■ **Data records**:
+++
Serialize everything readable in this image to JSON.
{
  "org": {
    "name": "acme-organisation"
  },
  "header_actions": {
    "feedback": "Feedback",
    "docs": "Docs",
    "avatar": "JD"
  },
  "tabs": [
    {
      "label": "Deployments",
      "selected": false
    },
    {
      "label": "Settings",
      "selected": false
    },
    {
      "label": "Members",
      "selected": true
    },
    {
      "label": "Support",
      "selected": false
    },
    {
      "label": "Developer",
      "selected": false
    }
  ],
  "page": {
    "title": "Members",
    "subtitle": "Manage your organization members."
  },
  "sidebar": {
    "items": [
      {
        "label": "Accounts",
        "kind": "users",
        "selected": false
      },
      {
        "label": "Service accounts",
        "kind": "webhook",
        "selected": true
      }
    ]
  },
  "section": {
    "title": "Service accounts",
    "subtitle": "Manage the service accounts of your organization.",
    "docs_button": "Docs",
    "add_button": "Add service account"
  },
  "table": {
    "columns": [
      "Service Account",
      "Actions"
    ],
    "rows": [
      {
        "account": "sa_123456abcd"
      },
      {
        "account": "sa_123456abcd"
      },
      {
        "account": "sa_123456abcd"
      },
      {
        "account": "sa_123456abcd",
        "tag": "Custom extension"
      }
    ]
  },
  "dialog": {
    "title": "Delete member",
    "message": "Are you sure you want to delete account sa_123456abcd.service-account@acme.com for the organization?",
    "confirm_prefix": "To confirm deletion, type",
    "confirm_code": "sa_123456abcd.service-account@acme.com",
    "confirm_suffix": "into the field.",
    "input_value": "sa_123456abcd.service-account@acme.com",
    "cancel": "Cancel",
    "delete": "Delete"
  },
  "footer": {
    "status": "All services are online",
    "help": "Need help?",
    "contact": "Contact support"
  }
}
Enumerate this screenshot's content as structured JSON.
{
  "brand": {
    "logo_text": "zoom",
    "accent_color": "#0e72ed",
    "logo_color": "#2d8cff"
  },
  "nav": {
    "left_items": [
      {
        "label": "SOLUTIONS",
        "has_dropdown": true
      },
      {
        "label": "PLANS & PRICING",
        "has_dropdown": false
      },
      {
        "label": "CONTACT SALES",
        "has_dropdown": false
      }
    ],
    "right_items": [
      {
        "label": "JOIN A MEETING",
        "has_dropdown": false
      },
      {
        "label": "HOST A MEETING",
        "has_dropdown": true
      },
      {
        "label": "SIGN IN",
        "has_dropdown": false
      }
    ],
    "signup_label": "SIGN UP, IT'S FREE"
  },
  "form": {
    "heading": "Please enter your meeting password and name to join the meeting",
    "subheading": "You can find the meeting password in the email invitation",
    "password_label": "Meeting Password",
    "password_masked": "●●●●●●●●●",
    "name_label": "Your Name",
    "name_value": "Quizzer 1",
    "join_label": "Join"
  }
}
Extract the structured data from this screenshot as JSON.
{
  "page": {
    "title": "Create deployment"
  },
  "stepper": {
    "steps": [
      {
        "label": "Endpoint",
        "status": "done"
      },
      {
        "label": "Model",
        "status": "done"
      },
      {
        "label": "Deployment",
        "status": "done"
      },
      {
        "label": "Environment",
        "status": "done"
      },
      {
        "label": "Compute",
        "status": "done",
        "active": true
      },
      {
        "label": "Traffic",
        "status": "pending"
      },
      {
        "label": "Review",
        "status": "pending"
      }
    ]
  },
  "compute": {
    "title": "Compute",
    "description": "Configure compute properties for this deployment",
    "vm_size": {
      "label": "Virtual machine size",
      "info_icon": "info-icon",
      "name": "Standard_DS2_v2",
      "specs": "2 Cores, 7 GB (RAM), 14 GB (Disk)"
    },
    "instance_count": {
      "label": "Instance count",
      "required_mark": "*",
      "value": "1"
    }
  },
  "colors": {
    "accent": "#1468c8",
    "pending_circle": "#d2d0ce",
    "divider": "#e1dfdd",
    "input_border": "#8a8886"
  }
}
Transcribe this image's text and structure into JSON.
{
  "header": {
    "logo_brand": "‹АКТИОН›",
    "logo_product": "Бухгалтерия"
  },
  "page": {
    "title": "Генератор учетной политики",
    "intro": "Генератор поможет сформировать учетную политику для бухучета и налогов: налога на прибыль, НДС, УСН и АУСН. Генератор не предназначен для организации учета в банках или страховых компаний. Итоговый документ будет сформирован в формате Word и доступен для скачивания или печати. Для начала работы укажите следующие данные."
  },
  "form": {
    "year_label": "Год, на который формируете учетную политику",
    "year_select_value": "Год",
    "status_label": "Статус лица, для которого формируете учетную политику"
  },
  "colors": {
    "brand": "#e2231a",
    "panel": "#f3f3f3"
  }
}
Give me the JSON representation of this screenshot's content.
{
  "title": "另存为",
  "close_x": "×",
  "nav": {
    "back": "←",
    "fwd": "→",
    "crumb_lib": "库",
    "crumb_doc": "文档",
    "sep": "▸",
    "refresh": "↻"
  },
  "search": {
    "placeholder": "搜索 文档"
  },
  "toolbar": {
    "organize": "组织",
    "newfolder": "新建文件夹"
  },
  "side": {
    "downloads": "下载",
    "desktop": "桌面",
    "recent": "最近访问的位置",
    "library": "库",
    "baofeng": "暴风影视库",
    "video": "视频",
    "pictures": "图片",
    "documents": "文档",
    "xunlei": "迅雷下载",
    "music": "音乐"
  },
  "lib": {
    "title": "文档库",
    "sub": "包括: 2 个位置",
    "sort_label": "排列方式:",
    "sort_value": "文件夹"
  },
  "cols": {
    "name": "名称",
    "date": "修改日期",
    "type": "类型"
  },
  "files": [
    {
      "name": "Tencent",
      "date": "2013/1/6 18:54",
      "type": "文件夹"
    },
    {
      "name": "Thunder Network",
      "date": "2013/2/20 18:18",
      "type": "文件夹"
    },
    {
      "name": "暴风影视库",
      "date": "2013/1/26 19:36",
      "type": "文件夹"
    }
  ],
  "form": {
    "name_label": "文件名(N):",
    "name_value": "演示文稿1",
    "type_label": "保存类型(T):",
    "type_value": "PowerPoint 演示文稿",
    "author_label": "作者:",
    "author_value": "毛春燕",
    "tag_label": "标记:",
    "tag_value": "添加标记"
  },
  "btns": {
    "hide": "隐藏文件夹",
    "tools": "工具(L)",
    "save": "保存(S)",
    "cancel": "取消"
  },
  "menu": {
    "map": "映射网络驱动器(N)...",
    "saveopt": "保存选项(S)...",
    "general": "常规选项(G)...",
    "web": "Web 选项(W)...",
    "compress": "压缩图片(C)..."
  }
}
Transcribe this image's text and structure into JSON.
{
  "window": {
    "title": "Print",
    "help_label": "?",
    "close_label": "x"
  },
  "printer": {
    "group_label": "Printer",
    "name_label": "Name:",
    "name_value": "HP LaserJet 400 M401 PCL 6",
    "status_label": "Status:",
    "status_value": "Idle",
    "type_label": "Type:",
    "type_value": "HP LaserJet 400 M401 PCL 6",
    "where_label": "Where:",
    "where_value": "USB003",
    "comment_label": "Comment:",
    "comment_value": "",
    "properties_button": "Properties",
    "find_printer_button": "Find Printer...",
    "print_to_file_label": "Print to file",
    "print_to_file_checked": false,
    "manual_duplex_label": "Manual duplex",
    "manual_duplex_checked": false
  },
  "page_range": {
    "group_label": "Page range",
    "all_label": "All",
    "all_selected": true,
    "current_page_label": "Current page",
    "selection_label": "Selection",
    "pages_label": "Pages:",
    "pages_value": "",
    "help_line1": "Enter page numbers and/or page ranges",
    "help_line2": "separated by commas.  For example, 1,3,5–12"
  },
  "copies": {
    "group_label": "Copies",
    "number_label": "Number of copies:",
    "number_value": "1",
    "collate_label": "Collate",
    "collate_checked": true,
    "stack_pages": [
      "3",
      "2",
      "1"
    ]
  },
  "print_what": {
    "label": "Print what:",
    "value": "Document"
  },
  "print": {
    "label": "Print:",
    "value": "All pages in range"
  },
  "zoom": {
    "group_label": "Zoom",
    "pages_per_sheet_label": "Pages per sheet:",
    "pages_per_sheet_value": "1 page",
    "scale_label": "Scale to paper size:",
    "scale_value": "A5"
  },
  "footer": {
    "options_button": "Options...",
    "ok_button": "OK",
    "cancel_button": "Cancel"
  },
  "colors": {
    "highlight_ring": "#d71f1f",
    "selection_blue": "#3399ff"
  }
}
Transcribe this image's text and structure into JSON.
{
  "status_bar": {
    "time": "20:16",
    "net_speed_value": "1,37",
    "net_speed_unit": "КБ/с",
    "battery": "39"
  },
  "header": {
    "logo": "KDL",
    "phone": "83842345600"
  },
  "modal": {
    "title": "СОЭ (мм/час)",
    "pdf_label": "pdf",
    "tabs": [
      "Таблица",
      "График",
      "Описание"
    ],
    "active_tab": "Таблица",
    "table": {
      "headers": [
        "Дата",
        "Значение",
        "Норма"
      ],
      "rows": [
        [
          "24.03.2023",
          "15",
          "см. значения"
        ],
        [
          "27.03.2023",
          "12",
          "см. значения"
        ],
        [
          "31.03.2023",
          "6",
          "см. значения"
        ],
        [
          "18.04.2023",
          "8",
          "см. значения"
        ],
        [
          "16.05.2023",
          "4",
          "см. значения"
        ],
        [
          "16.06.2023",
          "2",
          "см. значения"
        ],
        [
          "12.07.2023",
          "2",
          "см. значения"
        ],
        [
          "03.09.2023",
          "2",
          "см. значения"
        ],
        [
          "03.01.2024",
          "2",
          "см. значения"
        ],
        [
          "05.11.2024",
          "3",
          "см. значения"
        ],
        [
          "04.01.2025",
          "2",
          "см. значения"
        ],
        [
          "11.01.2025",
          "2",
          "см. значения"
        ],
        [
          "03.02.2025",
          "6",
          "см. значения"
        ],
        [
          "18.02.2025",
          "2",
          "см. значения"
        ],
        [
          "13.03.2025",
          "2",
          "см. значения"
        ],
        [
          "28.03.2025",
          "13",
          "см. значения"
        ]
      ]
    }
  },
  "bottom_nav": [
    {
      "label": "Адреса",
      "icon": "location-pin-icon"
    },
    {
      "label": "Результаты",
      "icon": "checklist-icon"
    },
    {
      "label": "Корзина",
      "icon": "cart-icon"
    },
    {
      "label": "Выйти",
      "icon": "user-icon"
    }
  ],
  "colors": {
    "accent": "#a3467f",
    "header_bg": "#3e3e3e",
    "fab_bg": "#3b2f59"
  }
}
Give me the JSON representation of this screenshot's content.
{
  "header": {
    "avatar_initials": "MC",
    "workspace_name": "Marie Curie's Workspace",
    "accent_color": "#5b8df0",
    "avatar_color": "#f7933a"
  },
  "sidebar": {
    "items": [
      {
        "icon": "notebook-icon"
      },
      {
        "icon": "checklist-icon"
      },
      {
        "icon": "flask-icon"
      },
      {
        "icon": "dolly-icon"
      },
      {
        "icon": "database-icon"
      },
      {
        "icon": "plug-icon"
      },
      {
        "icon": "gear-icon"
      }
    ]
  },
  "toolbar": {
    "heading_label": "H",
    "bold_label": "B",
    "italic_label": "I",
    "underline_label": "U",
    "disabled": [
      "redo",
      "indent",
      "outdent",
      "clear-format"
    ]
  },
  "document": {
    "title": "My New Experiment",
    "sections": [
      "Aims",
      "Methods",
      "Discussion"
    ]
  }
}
+++
■ **WHAT THIS TASK INVOLVES**: Show the lines of the records that contain the word "screenshot".

■ **WORKED SOLUTION**:
Enumerate this screenshot's content as structured JSON.
Extract the structured data from this screenshot as JSON.
Give me the JSON representation of this screenshot's content.
Give me the JSON representation of this screenshot's content.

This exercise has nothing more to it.